* _Task objective_:
The records below are to be quoted in full; please keep every word exact.

* _Collected data_:
[Start]

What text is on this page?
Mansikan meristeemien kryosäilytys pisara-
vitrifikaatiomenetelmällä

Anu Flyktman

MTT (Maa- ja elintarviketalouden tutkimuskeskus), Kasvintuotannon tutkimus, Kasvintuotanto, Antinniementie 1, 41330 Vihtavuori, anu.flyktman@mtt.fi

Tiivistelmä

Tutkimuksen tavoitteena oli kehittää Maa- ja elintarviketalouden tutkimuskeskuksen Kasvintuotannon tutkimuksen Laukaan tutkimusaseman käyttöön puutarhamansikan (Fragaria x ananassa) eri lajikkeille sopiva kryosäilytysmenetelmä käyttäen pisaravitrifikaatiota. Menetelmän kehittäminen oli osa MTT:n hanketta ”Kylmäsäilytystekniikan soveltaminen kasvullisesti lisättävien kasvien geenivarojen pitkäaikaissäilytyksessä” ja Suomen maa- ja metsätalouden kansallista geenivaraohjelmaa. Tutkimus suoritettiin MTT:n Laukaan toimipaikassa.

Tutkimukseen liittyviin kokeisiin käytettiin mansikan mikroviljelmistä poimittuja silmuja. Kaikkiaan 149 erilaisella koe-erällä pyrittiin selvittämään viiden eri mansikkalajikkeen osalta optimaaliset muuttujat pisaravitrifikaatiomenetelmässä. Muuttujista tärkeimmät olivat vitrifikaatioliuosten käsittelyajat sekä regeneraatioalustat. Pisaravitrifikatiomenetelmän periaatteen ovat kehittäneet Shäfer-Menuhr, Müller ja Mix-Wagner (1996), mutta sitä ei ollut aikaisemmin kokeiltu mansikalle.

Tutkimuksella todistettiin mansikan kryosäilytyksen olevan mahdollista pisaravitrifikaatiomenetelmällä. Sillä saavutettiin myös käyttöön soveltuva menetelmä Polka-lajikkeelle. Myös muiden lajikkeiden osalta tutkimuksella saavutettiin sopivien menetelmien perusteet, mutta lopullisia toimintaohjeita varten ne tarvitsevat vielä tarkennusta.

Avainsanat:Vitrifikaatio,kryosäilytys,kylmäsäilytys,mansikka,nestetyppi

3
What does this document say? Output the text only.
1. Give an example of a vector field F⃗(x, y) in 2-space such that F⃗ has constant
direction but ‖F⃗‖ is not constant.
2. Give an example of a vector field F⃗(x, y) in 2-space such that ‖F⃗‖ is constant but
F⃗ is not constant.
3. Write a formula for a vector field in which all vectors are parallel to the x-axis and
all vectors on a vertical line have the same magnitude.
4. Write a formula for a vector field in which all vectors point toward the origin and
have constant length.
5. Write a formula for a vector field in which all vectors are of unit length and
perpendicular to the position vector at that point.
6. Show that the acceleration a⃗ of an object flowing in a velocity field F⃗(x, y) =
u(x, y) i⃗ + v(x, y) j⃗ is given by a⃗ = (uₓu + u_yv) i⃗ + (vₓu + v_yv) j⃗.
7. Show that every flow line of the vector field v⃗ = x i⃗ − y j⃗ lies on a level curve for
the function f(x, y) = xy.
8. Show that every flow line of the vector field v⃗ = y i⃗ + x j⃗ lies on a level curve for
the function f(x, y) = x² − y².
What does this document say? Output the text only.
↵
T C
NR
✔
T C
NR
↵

[End]

* _Reply_:
What text is on this page?
Mansikan meristeemien kryosäilytys pisara-
vitrifikaatiomenetelmällä

Anu Flyktman

MTT (Maa- ja elintarviketalouden tutkimuskeskus), Kasvintuotannon tutkimus, Kasvintuotanto, Antinniementie 1, 41330 Vihtavuori, anu.flyktman@mtt.fi

Tiivistelmä

Tutkimuksen tavoitteena oli kehittää Maa- ja elintarviketalouden tutkimuskeskuksen Kasvintuotannon tutkimuksen Laukaan tutkimusaseman käyttöön puutarhamansikan (Fragaria x ananassa) eri lajikkeille sopiva kryosäilytysmenetelmä käyttäen pisaravitrifikaatiota. Menetelmän kehittäminen oli osa MTT:n hanketta ”Kylmäsäilytystekniikan soveltaminen kasvullisesti lisättävien kasvien geenivarojen pitkäaikaissäilytyksessä” ja Suomen maa- ja metsätalouden kansallista geenivaraohjelmaa. Tutkimus suoritettiin MTT:n Laukaan toimipaikassa.

Tutkimukseen liittyviin kokeisiin käytettiin mansikan mikroviljelmistä poimittuja silmuja. Kaikkiaan 149 erilaisella koe-erällä pyrittiin selvittämään viiden eri mansikkalajikkeen osalta optimaaliset muuttujat pisaravitrifikaatiomenetelmässä. Muuttujista tärkeimmät olivat vitrifikaatioliuosten käsittelyajat sekä regeneraatioalustat. Pisaravitrifikatiomenetelmän periaatteen ovat kehittäneet Shäfer-Menuhr, Müller ja Mix-Wagner (1996), mutta sitä ei ollut aikaisemmin kokeiltu mansikalle.

Tutkimuksella todistettiin mansikan kryosäilytyksen olevan mahdollista pisaravitrifikaatiomenetelmällä. Sillä saavutettiin myös käyttöön soveltuva menetelmä Polka-lajikkeelle. Myös muiden lajikkeiden osalta tutkimuksella saavutettiin sopivien menetelmien perusteet, mutta lopullisia toimintaohjeita varten ne tarvitsevat vielä tarkennusta.

Avainsanat:Vitrifikaatio,kryosäilytys,kylmäsäilytys,mansikka,nestetyppi

3
What does this document say? Output the text only.
1. Give an example of a vector field F⃗(x, y) in 2-space such that F⃗ has constant
direction but ‖F⃗‖ is not constant.
2. Give an example of a vector field F⃗(x, y) in 2-space such that ‖F⃗‖ is constant but
F⃗ is not constant.
3. Write a formula for a vector field in which all vectors are parallel to the x-axis and
all vectors on a vertical line have the same magnitude.
4. Write a formula for a vector field in which all vectors point toward the origin and
have constant length.
5. Write a formula for a vector field in which all vectors are of unit length and
perpendicular to the position vector at that point.
6. Show that the acceleration a⃗ of an object flowing in a velocity field F⃗(x, y) =
u(x, y) i⃗ + v(x, y) j⃗ is given by a⃗ = (uₓu + u_yv) i⃗ + (vₓu + v_yv) j⃗.
7. Show that every flow line of the vector field v⃗ = x i⃗ − y j⃗ lies on a level curve for
the function f(x, y) = xy.
8. Show that every flow line of the vector field v⃗ = y i⃗ + x j⃗ lies on a level curve for
the function f(x, y) = x² − y².
What does this document say? Output the text only.
↵
T C
NR
✔
T C
NR
↵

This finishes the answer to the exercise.